> [TASK PROMPT]: Find and copy lines holding "JSON".
-- BEGIN SUPPLIED ENTRIES --
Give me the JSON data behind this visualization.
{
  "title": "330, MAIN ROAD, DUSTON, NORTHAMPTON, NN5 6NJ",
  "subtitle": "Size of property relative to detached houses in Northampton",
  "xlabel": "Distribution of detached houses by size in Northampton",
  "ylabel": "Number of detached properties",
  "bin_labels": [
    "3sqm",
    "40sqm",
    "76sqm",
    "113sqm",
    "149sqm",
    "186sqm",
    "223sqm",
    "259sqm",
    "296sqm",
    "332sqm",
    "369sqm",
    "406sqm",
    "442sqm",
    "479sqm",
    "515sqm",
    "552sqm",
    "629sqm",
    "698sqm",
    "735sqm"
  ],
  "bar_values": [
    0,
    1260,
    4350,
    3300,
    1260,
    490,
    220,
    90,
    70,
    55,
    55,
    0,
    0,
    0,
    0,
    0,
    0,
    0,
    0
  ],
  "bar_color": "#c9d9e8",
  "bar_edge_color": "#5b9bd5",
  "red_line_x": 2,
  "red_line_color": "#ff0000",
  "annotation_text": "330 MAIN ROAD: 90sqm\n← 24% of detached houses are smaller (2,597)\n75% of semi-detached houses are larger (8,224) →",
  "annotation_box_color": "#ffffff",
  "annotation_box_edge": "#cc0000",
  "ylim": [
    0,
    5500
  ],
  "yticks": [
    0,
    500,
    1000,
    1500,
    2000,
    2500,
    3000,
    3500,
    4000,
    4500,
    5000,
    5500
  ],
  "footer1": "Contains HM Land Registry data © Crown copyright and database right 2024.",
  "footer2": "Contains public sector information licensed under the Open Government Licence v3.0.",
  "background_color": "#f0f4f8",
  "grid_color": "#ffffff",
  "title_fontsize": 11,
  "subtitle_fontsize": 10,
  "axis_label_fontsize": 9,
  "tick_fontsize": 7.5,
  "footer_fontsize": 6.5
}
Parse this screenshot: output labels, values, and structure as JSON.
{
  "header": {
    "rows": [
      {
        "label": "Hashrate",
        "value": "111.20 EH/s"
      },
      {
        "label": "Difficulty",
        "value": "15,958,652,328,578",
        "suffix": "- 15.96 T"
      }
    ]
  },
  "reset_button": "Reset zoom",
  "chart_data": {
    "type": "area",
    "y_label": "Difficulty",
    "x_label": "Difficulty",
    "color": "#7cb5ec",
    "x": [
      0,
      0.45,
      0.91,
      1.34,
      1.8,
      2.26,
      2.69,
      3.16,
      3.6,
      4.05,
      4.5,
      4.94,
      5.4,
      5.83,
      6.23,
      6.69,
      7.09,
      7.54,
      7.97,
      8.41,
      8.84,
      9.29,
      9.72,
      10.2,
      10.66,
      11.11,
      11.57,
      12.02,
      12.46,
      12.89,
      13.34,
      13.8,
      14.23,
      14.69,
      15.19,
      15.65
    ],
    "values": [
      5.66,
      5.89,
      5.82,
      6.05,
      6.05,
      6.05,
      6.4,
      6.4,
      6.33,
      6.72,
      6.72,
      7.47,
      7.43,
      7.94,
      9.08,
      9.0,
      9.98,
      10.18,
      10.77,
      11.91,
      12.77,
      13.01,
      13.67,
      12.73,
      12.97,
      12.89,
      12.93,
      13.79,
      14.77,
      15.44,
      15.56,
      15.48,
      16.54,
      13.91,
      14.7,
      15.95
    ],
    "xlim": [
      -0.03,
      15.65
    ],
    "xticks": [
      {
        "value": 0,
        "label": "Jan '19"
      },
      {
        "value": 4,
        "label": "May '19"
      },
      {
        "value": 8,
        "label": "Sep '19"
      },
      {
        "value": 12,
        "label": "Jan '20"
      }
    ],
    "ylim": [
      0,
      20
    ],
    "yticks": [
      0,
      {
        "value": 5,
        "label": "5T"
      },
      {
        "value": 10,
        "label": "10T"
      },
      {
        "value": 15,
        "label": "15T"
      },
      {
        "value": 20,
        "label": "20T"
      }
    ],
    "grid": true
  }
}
-- END SUPPLIED ENTRIES --
> [SOLUTION FOR THIS PROBLEM]:
Give me the JSON data behind this visualization.
Parse this screenshot: output labels, values, and structure as JSON.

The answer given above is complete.